■ **Source text**:
◇ ◇ ◇

Sunday, December 27, 2009

Star Remnants Retain 'Memory' of Explosions (SPACE.com)

Like the
smoke left in the sky after a round of fireworks, debris remaining in the wake
of a supernova could reveal exactly how that star exploded even though hundreds
or thousands of years have passed.





That's what
scientists have determined from images of such leftovers taken by NASA's Chandra
X-ray Observatory.





"It's
almost like the supernova remnants have a 'memory' of the original explosion,"
said lead researcher Laura Lopez of the University of California at Santa Cruz. "This is the first time anyone has systematically compared the shape of
these remnants in X-rays in this way."





Astronomers
sort supernovas
into categories based on properties in the optical spectrum within days of the
star exploding. Such properties label a supernova in two main ways: Type Ia, meaning the progenitor was a binary star system in which one star accumulated
matter from its neighbor until a runaway nuclear reaction ignited; or a Type
II, which occurs when a very massive, young star collapses onto itself before
exploding.





Since
observed remnants of supernovas are leftovers from star
explosions that occurred long ago, other methods are needed to accurately
classify the original supernovas.





"In
the last 300 years we have not observed a supernova go off in the Milky
Way," Lopez told SPACE.com. "And so all of the ones we've observed
directly in the last 30 or 50 years are in other galaxies. The ones we know in
our galaxy are only from remnants."

◇ ◇ ◇

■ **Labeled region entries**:
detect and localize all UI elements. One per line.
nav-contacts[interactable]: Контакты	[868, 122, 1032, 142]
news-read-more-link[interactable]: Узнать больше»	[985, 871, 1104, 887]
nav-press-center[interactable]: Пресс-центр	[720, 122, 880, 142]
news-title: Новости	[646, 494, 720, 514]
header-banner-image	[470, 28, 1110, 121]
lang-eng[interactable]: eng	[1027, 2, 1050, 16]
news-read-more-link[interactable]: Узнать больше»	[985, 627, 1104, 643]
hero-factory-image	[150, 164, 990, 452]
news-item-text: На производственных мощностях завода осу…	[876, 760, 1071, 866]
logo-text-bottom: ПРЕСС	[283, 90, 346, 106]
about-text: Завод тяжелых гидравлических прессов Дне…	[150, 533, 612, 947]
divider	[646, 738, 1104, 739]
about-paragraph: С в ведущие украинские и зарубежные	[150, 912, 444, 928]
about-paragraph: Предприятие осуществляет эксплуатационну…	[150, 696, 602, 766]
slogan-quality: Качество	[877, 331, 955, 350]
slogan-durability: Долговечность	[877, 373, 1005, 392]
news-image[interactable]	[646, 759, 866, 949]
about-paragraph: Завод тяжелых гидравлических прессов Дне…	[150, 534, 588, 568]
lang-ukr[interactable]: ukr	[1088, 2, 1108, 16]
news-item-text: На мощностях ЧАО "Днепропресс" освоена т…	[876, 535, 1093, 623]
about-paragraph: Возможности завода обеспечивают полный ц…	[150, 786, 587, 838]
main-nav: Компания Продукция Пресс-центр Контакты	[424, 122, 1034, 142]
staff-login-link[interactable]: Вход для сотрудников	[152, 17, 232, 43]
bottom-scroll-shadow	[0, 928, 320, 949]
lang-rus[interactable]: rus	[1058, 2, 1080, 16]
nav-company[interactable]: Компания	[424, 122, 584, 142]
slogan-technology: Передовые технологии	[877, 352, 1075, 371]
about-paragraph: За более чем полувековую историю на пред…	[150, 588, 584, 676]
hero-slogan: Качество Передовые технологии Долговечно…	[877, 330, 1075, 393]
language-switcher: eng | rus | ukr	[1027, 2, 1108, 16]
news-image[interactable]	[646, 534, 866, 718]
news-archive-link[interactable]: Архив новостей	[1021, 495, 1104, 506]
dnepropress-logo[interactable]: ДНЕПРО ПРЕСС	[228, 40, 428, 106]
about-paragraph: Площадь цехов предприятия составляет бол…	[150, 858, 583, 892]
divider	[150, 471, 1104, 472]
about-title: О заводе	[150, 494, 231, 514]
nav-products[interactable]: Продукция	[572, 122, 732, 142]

◇ ◇ ◇

■ **What is required**: From the supernova remnants article, list every proper name it gives for a person, an organization, or an observatory.

■ **Expected output**:
- SPACE.com
- NASA
- Chandra X-ray Observatory
- Laura Lopez
- University of California at Santa Cruz